* _THE PROBLEM_: In the entries, find all lines that hold the word "size" and copy them.

◆ ◆ ◆

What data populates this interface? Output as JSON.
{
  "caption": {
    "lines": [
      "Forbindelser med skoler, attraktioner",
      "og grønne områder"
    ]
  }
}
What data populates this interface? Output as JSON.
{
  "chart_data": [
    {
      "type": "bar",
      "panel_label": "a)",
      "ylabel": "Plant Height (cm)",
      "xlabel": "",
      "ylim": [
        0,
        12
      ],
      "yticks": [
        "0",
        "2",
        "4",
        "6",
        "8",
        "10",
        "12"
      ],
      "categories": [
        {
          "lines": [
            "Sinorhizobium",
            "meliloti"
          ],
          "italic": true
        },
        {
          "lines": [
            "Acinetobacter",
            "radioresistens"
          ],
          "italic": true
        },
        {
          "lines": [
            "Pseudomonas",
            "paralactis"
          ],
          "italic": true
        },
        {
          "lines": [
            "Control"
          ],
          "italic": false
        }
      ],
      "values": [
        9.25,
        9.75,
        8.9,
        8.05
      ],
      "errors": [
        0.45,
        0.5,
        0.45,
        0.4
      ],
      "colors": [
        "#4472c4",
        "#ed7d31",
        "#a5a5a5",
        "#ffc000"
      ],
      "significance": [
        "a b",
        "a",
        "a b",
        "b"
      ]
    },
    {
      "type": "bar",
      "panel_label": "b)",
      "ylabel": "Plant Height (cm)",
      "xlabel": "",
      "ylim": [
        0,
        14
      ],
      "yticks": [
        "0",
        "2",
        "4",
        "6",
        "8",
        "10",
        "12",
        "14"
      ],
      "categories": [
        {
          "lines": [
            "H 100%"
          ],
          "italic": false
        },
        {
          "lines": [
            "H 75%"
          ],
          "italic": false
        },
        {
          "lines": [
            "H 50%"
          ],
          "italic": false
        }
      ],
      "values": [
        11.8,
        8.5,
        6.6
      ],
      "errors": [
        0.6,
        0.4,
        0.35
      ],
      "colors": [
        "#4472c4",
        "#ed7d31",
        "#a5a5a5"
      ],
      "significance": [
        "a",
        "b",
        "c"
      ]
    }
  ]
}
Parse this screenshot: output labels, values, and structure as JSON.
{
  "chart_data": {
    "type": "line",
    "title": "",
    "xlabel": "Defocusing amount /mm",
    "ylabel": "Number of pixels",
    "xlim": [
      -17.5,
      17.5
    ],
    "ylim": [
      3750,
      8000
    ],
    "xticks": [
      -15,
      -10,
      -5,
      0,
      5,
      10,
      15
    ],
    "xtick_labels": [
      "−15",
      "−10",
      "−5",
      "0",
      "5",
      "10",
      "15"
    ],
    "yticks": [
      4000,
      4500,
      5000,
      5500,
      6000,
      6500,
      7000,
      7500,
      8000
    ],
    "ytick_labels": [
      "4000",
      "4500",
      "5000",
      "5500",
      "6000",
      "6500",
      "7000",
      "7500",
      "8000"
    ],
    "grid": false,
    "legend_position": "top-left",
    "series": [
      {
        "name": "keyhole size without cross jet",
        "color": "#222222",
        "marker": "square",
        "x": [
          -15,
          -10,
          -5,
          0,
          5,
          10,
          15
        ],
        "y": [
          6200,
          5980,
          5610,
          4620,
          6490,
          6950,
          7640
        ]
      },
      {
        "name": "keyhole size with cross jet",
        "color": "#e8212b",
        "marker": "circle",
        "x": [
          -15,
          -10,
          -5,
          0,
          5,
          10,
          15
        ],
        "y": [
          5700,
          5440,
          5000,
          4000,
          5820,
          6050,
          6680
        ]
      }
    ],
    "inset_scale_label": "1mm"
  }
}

◆ ◆ ◆

* _RESULT FOR THIS EXERCISE_:
        "name": "keyhole size without cross jet",
        "name": "keyhole size with cross jet",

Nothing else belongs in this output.